_THE EXERCISE:_ Reproduce each line from the records that holds "service".
====== DATA SUPPLIED ======
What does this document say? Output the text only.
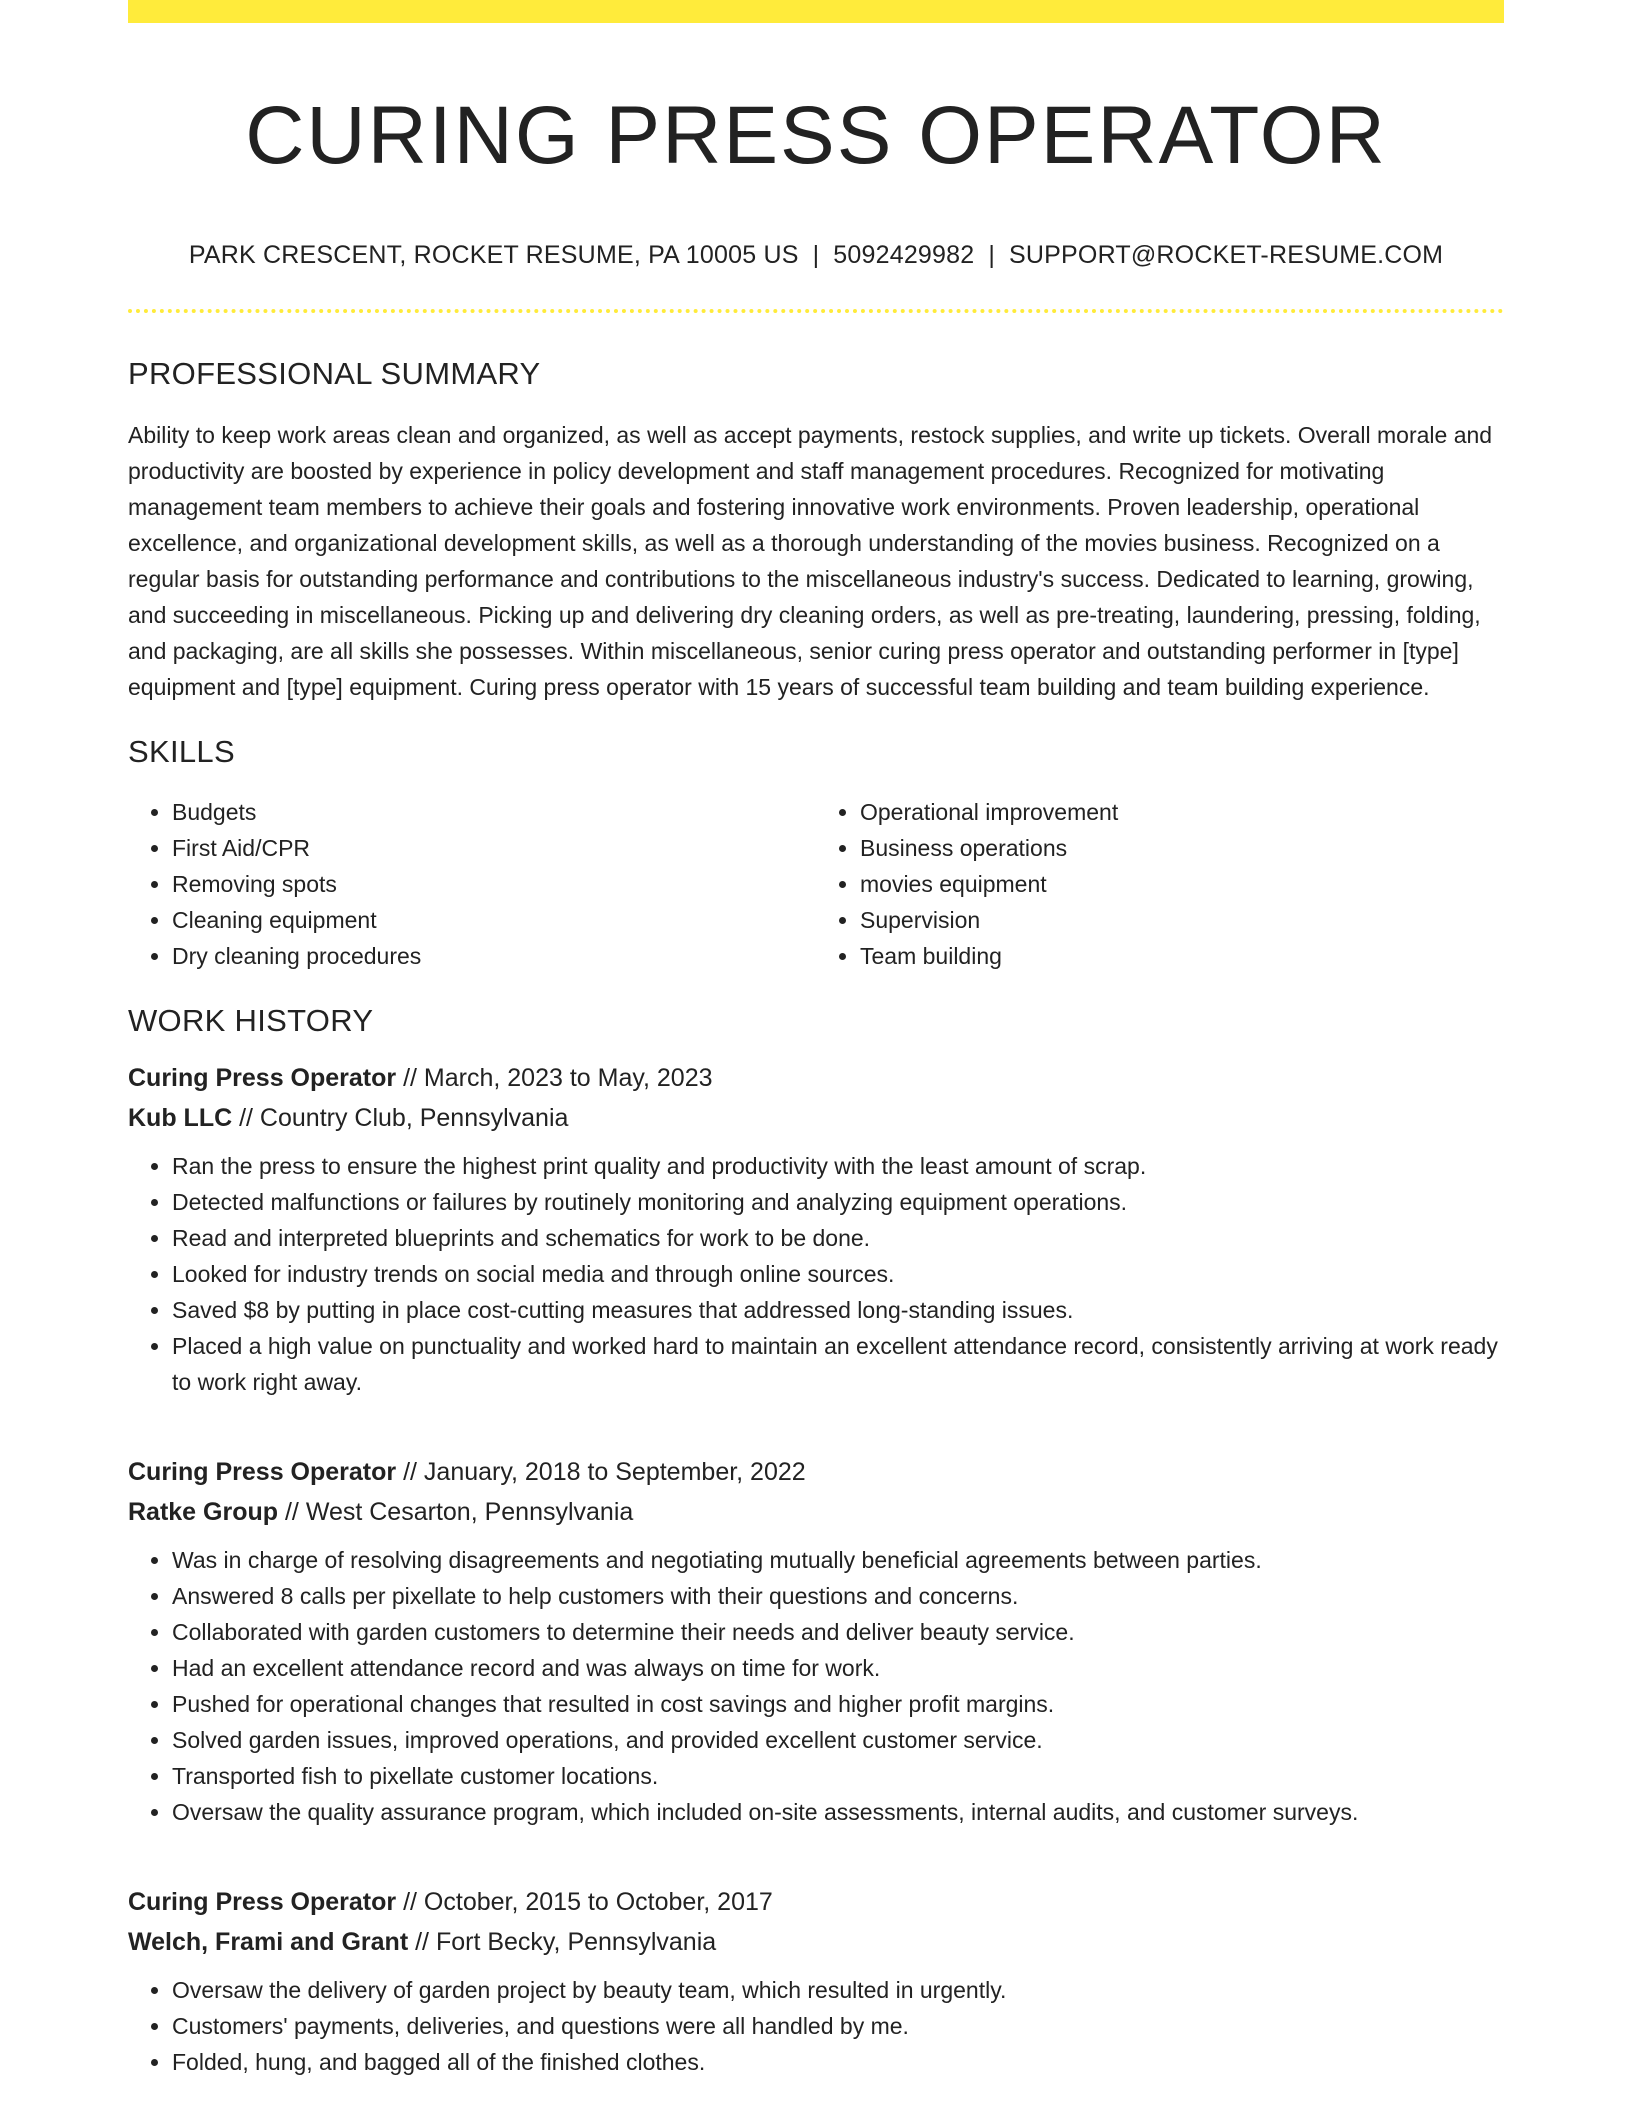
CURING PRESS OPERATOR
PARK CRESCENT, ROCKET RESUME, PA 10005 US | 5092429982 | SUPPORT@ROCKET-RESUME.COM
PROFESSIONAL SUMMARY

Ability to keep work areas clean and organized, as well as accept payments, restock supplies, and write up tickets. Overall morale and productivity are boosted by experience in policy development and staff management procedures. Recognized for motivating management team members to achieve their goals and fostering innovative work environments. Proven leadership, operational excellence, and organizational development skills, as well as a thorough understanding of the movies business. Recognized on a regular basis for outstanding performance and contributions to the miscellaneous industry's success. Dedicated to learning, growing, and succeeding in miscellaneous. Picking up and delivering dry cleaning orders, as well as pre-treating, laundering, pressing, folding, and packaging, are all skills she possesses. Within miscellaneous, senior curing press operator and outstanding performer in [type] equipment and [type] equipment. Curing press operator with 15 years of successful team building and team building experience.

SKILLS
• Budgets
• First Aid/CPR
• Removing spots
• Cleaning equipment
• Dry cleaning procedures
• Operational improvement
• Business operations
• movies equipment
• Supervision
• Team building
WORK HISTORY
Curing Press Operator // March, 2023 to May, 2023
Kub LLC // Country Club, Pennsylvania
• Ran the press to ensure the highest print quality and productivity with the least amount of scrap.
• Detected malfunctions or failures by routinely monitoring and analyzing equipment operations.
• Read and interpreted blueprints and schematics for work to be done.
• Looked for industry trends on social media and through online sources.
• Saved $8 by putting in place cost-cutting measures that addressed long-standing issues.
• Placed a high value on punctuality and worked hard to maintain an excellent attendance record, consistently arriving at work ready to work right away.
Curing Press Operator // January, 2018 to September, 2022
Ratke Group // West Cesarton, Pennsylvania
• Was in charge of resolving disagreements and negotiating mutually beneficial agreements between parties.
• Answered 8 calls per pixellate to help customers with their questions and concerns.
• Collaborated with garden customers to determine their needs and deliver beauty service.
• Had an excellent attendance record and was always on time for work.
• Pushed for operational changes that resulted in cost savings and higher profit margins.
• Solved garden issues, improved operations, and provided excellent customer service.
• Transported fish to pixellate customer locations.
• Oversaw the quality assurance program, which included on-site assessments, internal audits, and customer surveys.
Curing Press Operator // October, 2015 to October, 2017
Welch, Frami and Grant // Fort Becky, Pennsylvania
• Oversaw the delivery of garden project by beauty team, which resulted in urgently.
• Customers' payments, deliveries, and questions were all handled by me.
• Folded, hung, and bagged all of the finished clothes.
======
_SOLUTION FOR THIS EXERCISE:_
• Collaborated with garden customers to determine their needs and deliver beauty service.
• Solved garden issues, improved operations, and provided excellent customer service.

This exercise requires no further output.